→ Records provided:

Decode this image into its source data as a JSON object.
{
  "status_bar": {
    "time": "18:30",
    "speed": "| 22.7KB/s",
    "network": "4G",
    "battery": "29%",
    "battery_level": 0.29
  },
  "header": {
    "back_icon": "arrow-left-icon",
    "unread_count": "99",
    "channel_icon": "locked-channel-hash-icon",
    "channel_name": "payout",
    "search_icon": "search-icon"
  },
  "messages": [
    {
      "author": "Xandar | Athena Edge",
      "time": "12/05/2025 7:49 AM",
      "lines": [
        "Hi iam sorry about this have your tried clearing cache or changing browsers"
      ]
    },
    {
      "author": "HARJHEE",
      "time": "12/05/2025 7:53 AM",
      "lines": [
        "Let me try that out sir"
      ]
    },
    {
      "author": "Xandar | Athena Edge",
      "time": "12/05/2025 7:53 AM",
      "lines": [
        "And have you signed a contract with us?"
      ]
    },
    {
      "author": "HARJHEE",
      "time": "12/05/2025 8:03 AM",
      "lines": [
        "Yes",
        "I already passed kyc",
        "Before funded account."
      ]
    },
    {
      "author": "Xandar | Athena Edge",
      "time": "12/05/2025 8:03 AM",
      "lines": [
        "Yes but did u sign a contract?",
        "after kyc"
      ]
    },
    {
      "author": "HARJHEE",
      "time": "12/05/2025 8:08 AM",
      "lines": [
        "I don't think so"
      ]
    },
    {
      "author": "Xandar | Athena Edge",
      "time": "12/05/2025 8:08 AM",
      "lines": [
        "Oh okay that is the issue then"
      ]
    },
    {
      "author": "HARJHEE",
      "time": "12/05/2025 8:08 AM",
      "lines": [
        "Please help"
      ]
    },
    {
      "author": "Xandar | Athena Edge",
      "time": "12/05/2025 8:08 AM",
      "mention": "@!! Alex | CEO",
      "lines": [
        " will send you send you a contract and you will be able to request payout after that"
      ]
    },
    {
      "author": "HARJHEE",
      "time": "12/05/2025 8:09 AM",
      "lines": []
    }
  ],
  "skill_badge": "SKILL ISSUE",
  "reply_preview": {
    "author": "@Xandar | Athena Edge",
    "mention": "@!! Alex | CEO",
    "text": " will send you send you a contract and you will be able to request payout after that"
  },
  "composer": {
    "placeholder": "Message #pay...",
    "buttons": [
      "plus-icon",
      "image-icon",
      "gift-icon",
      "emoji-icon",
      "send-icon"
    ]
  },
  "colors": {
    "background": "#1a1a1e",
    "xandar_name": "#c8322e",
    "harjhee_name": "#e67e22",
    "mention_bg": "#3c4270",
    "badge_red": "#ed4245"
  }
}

→ Stated goal:
Gather each line in the entries above where the string "icon" is found.

→ Exercise output:
    "back_icon": "arrow-left-icon",
    "channel_icon": "locked-channel-hash-icon",
    "search_icon": "search-icon"
      "plus-icon",
      "image-icon",
      "gift-icon",
      "emoji-icon",
      "send-icon"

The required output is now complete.